What is asked
Pull out every line containing the string "keynote".

Material for the task
»»

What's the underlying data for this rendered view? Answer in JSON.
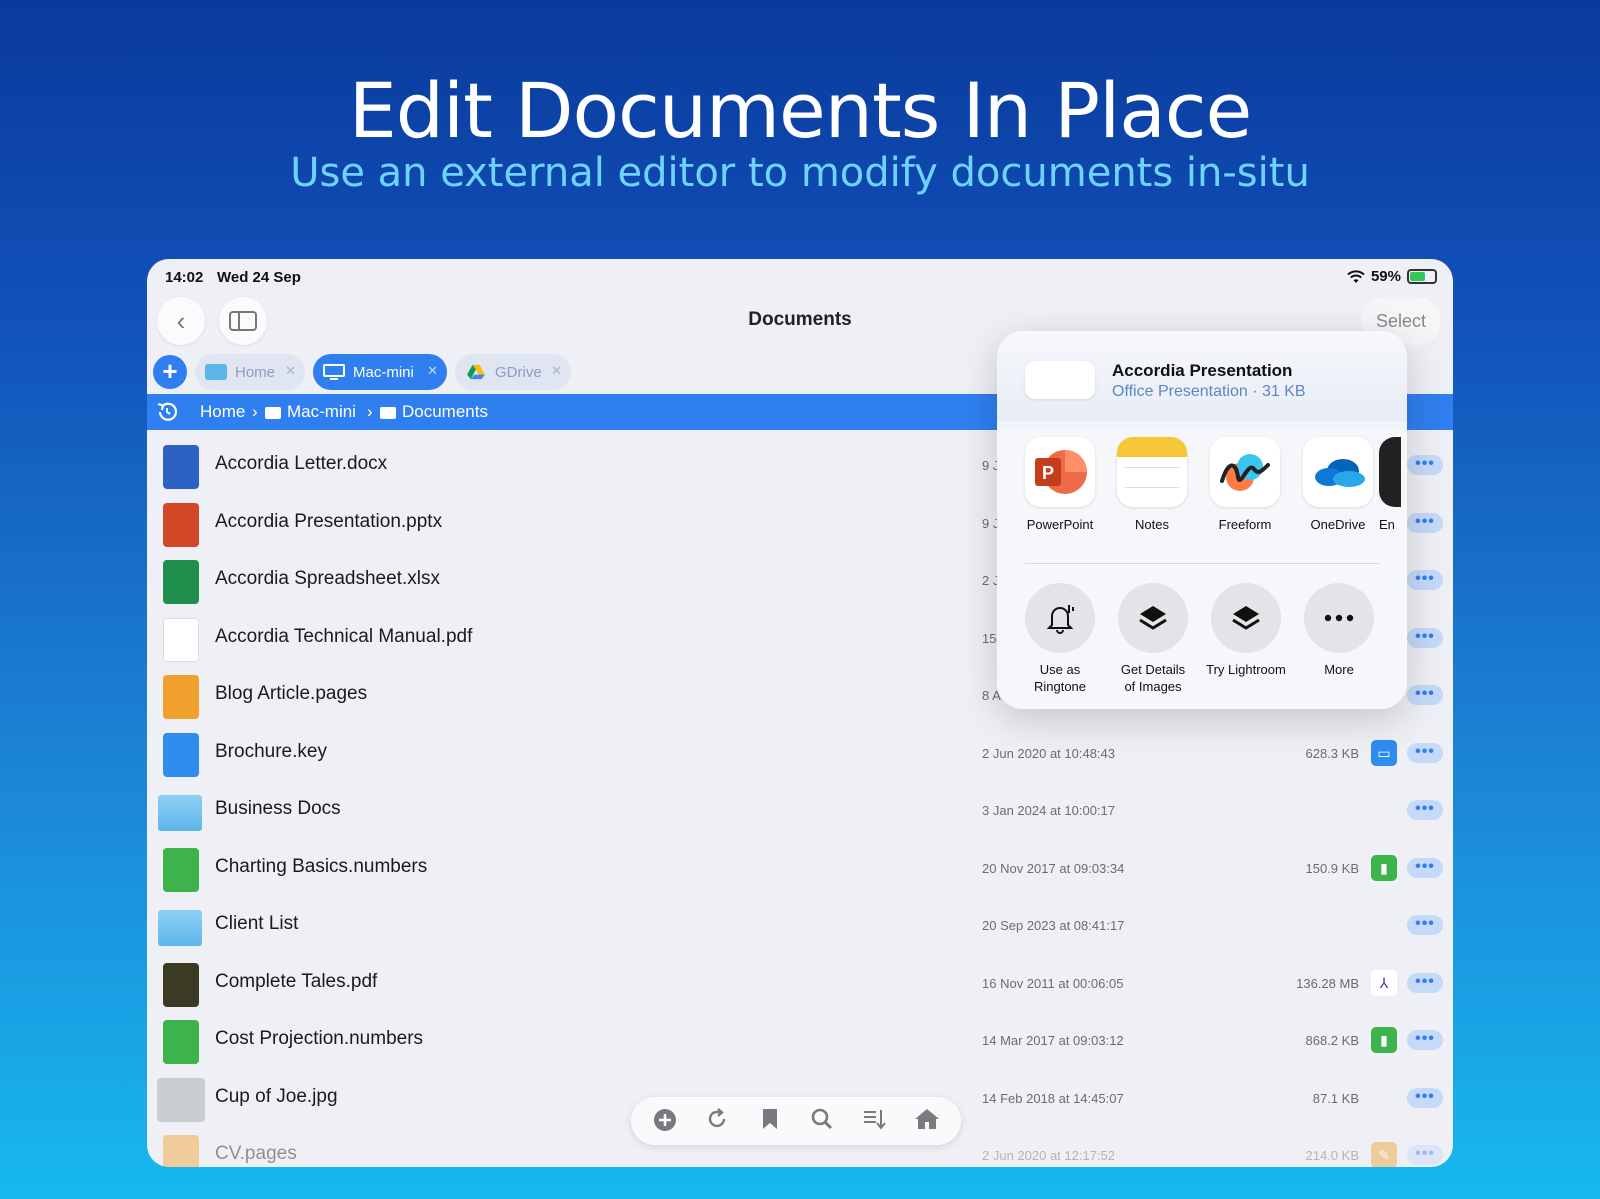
{
  "hero": {
    "title": "Edit Documents In Place",
    "subtitle": "Use an external editor to modify documents in-situ"
  },
  "status_bar": {
    "time": "14:02",
    "date": "Wed 24 Sep",
    "battery": "59%"
  },
  "nav": {
    "title": "Documents",
    "select_label": "Select"
  },
  "tabs": [
    {
      "label": "Home",
      "icon": "folder-icon",
      "active": false
    },
    {
      "label": "Mac-mini",
      "icon": "monitor-icon",
      "active": true
    },
    {
      "label": "GDrive",
      "icon": "google-drive-icon",
      "active": false
    }
  ],
  "breadcrumb": [
    "Home",
    "Mac-mini",
    "Documents"
  ],
  "files": [
    {
      "name": "Accordia Letter.docx",
      "date": "9 J",
      "size": "",
      "icon": "word-doc-icon",
      "color": "#2b62c4"
    },
    {
      "name": "Accordia Presentation.pptx",
      "date": "9 J",
      "size": "",
      "icon": "powerpoint-doc-icon",
      "color": "#d24726"
    },
    {
      "name": "Accordia Spreadsheet.xlsx",
      "date": "2 J",
      "size": "",
      "icon": "excel-doc-icon",
      "color": "#1f8f4e"
    },
    {
      "name": "Accordia Technical Manual.pdf",
      "date": "15",
      "size": "",
      "icon": "pdf-thumbnail-icon",
      "color": "#ffffff"
    },
    {
      "name": "Blog Article.pages",
      "date": "8 A",
      "size": "",
      "icon": "pages-doc-icon",
      "color": "#f0a02c"
    },
    {
      "name": "Brochure.key",
      "date": "2 Jun 2020 at 10:48:43",
      "size": "628.3 KB",
      "icon": "keynote-doc-icon",
      "color": "#2f8df0",
      "badge": "keynote-icon",
      "badge_color": "#2f8df0"
    },
    {
      "name": "Business Docs",
      "date": "3 Jan 2024 at 10:00:17",
      "size": "",
      "icon": "folder-icon",
      "color": "#6fbdee"
    },
    {
      "name": "Charting Basics.numbers",
      "date": "20 Nov 2017 at 09:03:34",
      "size": "150.9 KB",
      "icon": "numbers-doc-icon",
      "color": "#3cb44b",
      "badge": "numbers-icon",
      "badge_color": "#3cb44b"
    },
    {
      "name": "Client List",
      "date": "20 Sep 2023 at 08:41:17",
      "size": "",
      "icon": "folder-icon",
      "color": "#6fbdee"
    },
    {
      "name": "Complete Tales.pdf",
      "date": "16 Nov 2011 at 00:06:05",
      "size": "136.28 MB",
      "icon": "book-cover-icon",
      "color": "#3b3a22",
      "badge": "acrobat-icon",
      "badge_color": "#ffffff"
    },
    {
      "name": "Cost Projection.numbers",
      "date": "14 Mar 2017 at 09:03:12",
      "size": "868.2 KB",
      "icon": "numbers-doc-icon",
      "color": "#3cb44b",
      "badge": "numbers-icon",
      "badge_color": "#3cb44b"
    },
    {
      "name": "Cup of Joe.jpg",
      "date": "14 Feb 2018 at 14:45:07",
      "size": "87.1 KB",
      "icon": "photo-thumbnail-icon",
      "color": "#c9ccd1"
    },
    {
      "name": "CV.pages",
      "date": "2 Jun 2020 at 12:17:52",
      "size": "214.0 KB",
      "icon": "pages-doc-icon",
      "color": "#f0a02c",
      "badge": "pages-icon",
      "badge_color": "#f0a02c",
      "faded": true
    }
  ],
  "share_sheet": {
    "title": "Accordia Presentation",
    "subtitle": "Office Presentation · 31 KB",
    "apps": [
      {
        "label": "PowerPoint",
        "icon": "powerpoint-app-icon"
      },
      {
        "label": "Notes",
        "icon": "notes-app-icon"
      },
      {
        "label": "Freeform",
        "icon": "freeform-app-icon"
      },
      {
        "label": "OneDrive",
        "icon": "onedrive-app-icon"
      },
      {
        "label": "En",
        "icon": "partial-app-icon"
      }
    ],
    "actions": [
      {
        "label_line1": "Use as",
        "label_line2": "Ringtone",
        "icon": "bell-icon"
      },
      {
        "label_line1": "Get Details",
        "label_line2": "of Images",
        "icon": "layers-icon"
      },
      {
        "label_line1": "Try Lightroom",
        "label_line2": "",
        "icon": "layers-icon"
      },
      {
        "label_line1": "More",
        "label_line2": "",
        "icon": "ellipsis-icon"
      }
    ]
  },
  "toolbar": {
    "items": [
      "add-icon",
      "refresh-icon",
      "bookmark-icon",
      "search-icon",
      "sort-icon",
      "home-icon"
    ]
  },
  "colors": {
    "accent": "#2f7ff0",
    "background_top": "#0a3a9c",
    "background_bottom": "#17b8f0",
    "subtitle": "#6fd3ff"
  }
}
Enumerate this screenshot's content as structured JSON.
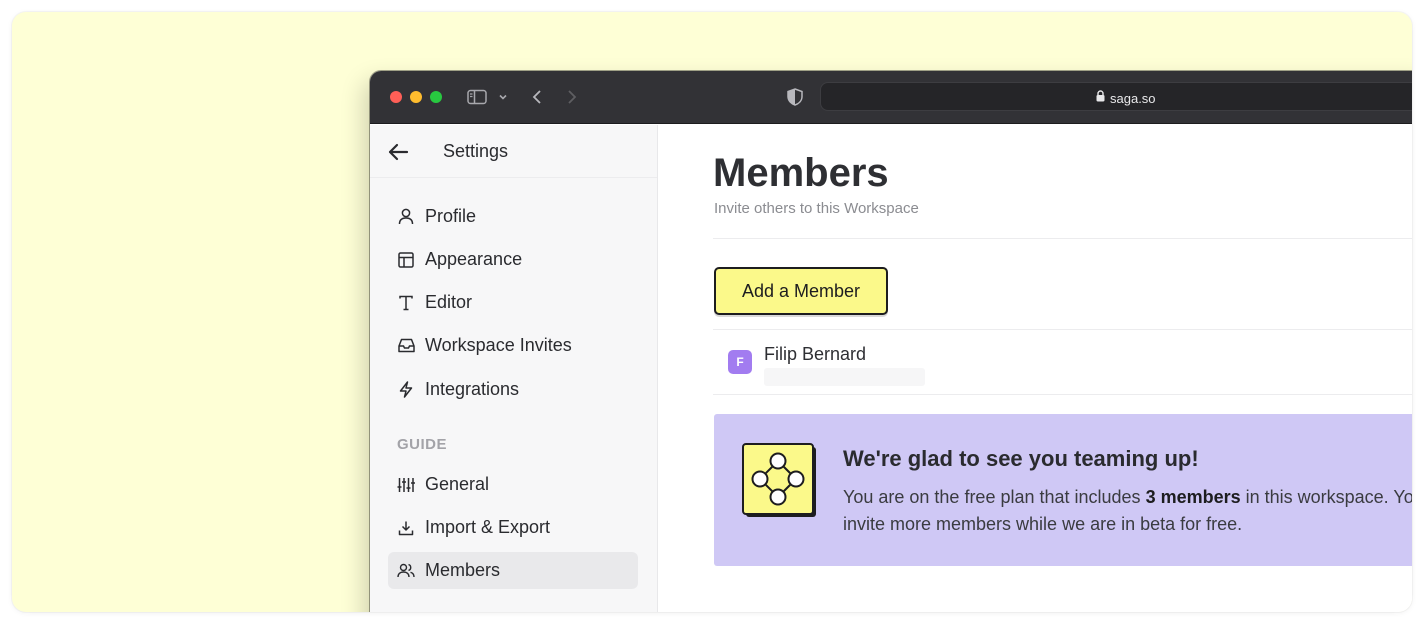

««

Solution to this problem
      "icon": "keynote-doc-icon",
      "badge": "keynote-icon",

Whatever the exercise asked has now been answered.